**WRITTEN PROBLEM**
Without the pictures, set down every line of the data exactly.
— Start —
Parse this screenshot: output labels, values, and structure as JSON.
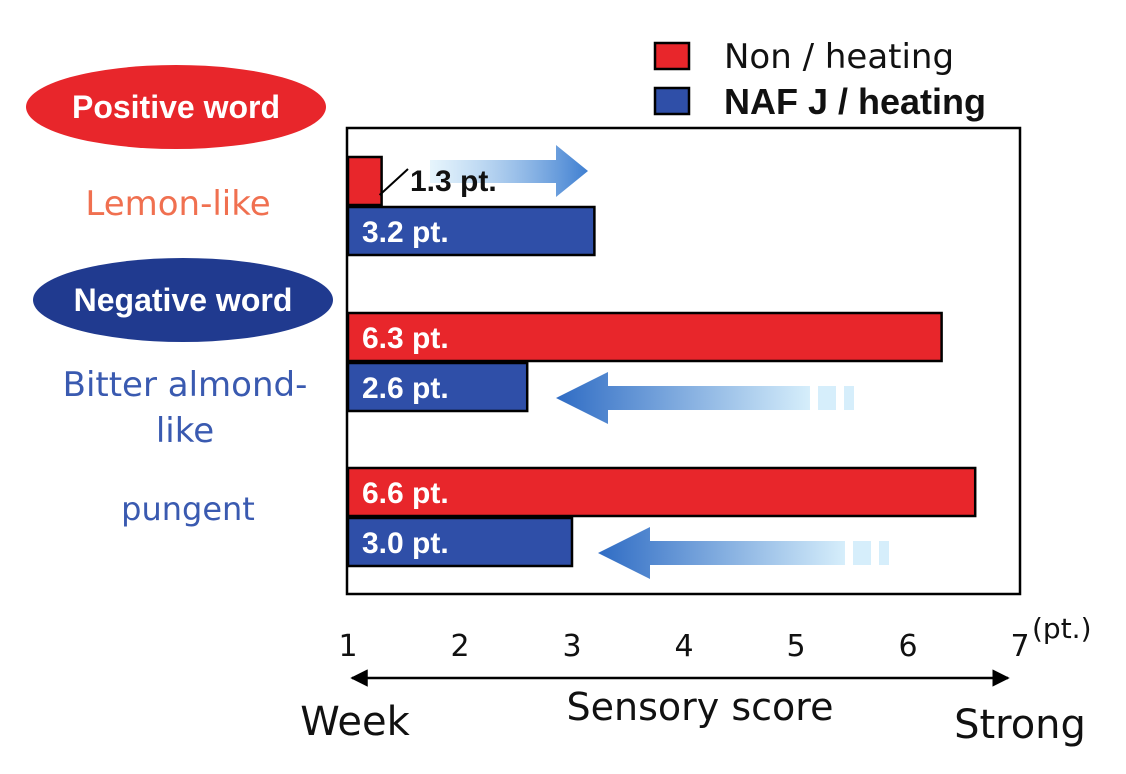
{
  "chart_data": {
    "type": "bar",
    "orientation": "horizontal",
    "unit": "(pt.)",
    "xlim": [
      1,
      7
    ],
    "xticks": [
      "1",
      "2",
      "3",
      "4",
      "5",
      "6",
      "7"
    ],
    "xlabel": "Sensory score",
    "x_min_label": "Week",
    "x_max_label": "Strong",
    "legend": {
      "placement": "top-right",
      "entries": [
        {
          "label": "Non / heating",
          "color": "#e8262b"
        },
        {
          "label": "NAF J / heating",
          "color": "#2f4fa8"
        }
      ]
    },
    "groups": [
      {
        "heading": "Positive word",
        "heading_color": "#e8262b",
        "categories": [
          "Lemon-like"
        ],
        "category_color": "#f07050"
      },
      {
        "heading": "Negative word",
        "heading_color": "#203a8f",
        "categories": [
          "Bitter almond-\nlike",
          "pungent"
        ],
        "category_color": "#3a5ab0"
      }
    ],
    "categories": [
      "Lemon-like",
      "Bitter almond-like",
      "pungent"
    ],
    "series": [
      {
        "name": "Non / heating",
        "values": [
          1.3,
          6.3,
          6.6
        ],
        "labels": [
          "1.3 pt.",
          "6.3 pt.",
          "6.6 pt."
        ],
        "color": "#e8262b"
      },
      {
        "name": "NAF J / heating",
        "values": [
          3.2,
          2.6,
          3.0
        ],
        "labels": [
          "3.2 pt.",
          "2.6 pt.",
          "3.0 pt."
        ],
        "color": "#2f4fa8"
      }
    ],
    "arrows": [
      {
        "category": "Lemon-like",
        "direction": "right"
      },
      {
        "category": "Bitter almond-like",
        "direction": "left"
      },
      {
        "category": "pungent",
        "direction": "left"
      }
    ]
  }
}
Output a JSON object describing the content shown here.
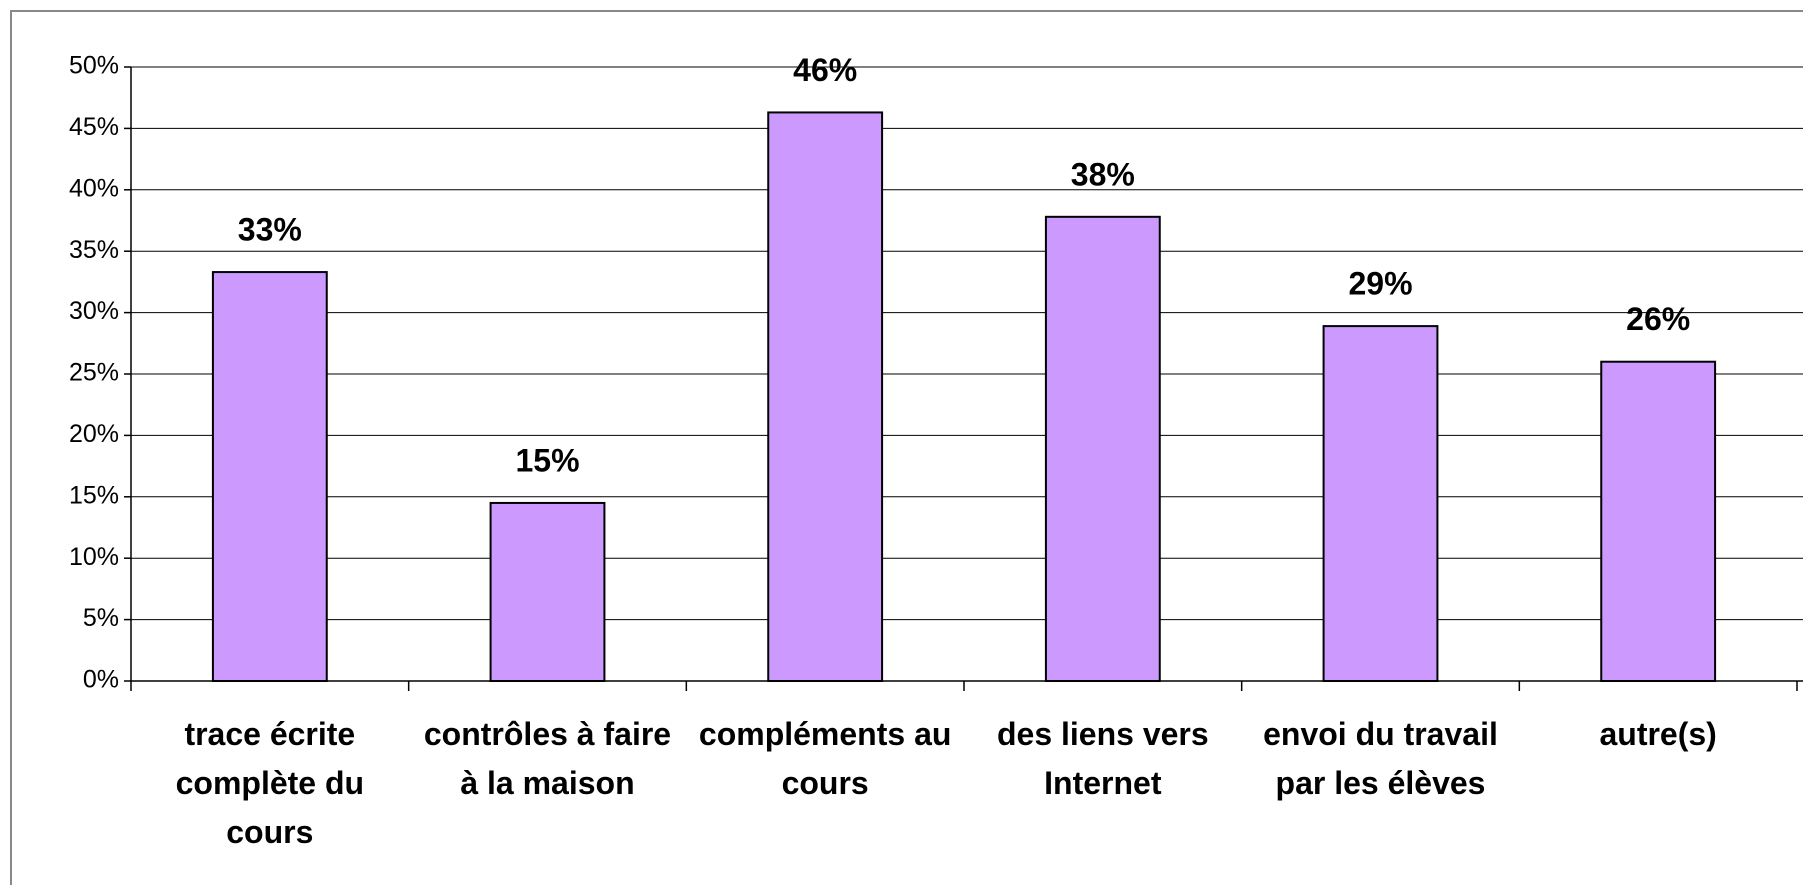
— End —
**SOLUTION FOR THIS EXERCISE**
Parse this screenshot: output labels, values, and structure as JSON.
{
  "chart_data": {
    "type": "bar",
    "orientation": "horizontal",
    "unit": "(pt.)",
    "xlim": [
      1,
      7
    ],
    "xticks": [
      "1",
      "2",
      "3",
      "4",
      "5",
      "6",
      "7"
    ],
    "xlabel": "Sensory score",
    "x_min_label": "Week",
    "x_max_label": "Strong",
    "legend": {
      "placement": "top-right",
      "entries": [
        {
          "label": "Non / heating",
          "color": "#e8262b"
        },
        {
          "label": "NAF J / heating",
          "color": "#2f4fa8"
        }
      ]
    },
    "groups": [
      {
        "heading": "Positive word",
        "heading_color": "#e8262b",
        "categories": [
          "Lemon-like"
        ],
        "category_color": "#f07050"
      },
      {
        "heading": "Negative word",
        "heading_color": "#203a8f",
        "categories": [
          "Bitter almond-\nlike",
          "pungent"
        ],
        "category_color": "#3a5ab0"
      }
    ],
    "categories": [
      "Lemon-like",
      "Bitter almond-like",
      "pungent"
    ],
    "series": [
      {
        "name": "Non / heating",
        "values": [
          1.3,
          6.3,
          6.6
        ],
        "labels": [
          "1.3 pt.",
          "6.3 pt.",
          "6.6 pt."
        ],
        "color": "#e8262b"
      },
      {
        "name": "NAF J / heating",
        "values": [
          3.2,
          2.6,
          3.0
        ],
        "labels": [
          "3.2 pt.",
          "2.6 pt.",
          "3.0 pt."
        ],
        "color": "#2f4fa8"
      }
    ],
    "arrows": [
      {
        "category": "Lemon-like",
        "direction": "right"
      },
      {
        "category": "Bitter almond-like",
        "direction": "left"
      },
      {
        "category": "pungent",
        "direction": "left"
      }
    ]
  }
}
Output a JSON object describing the content shown here.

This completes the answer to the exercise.